* _WHAT IS EXPECTED_
Tally the lines containing the word "phải" and give the total alone.

* _RECORDS SHOWN_
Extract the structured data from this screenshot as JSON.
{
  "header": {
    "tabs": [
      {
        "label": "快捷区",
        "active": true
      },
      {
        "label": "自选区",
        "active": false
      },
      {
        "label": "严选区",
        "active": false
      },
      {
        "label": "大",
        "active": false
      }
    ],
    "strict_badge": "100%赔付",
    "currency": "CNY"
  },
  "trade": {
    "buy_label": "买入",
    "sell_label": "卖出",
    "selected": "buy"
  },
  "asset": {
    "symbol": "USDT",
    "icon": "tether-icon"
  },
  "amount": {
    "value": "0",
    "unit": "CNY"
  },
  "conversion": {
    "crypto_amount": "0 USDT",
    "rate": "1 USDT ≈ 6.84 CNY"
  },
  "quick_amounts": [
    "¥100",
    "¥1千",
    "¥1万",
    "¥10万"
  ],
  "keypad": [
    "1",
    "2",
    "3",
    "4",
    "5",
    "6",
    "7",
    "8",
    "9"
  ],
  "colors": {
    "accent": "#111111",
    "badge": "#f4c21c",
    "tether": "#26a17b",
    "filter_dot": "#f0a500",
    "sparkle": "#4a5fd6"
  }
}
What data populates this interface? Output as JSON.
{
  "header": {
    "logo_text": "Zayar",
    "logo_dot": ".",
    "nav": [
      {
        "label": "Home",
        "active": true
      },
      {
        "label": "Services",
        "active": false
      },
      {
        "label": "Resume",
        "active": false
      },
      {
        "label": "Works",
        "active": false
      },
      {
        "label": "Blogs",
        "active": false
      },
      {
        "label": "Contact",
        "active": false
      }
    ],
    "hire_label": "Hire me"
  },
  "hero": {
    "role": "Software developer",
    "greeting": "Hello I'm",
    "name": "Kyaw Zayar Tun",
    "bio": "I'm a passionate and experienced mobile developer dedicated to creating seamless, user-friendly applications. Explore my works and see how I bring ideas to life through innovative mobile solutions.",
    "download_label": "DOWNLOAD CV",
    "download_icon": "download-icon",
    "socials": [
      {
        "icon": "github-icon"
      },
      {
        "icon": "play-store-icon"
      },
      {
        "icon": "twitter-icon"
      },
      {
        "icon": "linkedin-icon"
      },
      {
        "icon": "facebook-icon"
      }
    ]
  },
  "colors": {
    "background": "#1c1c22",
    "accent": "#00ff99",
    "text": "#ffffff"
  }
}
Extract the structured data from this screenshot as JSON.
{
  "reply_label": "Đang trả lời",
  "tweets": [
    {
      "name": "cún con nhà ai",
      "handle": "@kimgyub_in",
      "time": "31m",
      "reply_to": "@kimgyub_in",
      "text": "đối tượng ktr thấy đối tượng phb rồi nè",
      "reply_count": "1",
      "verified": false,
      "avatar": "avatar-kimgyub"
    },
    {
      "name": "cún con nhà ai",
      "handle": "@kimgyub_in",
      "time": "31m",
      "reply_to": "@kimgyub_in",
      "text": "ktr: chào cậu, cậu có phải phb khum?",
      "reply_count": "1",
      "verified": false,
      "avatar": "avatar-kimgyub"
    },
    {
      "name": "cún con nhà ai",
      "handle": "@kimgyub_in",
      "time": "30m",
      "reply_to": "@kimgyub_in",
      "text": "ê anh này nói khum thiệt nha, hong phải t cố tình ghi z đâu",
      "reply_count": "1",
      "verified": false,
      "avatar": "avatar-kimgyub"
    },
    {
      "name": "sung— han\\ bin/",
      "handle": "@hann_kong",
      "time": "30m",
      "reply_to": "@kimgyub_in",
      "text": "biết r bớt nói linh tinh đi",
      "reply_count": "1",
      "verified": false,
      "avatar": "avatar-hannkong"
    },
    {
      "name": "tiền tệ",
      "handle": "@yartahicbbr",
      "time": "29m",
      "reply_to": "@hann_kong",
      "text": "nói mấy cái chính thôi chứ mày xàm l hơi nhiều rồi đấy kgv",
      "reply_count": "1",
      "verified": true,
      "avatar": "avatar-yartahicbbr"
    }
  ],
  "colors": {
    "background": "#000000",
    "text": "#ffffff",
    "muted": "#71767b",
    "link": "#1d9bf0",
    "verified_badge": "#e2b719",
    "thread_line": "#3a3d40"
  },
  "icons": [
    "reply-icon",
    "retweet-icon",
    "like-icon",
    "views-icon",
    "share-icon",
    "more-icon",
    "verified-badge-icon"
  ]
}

* _SOLUTION_
2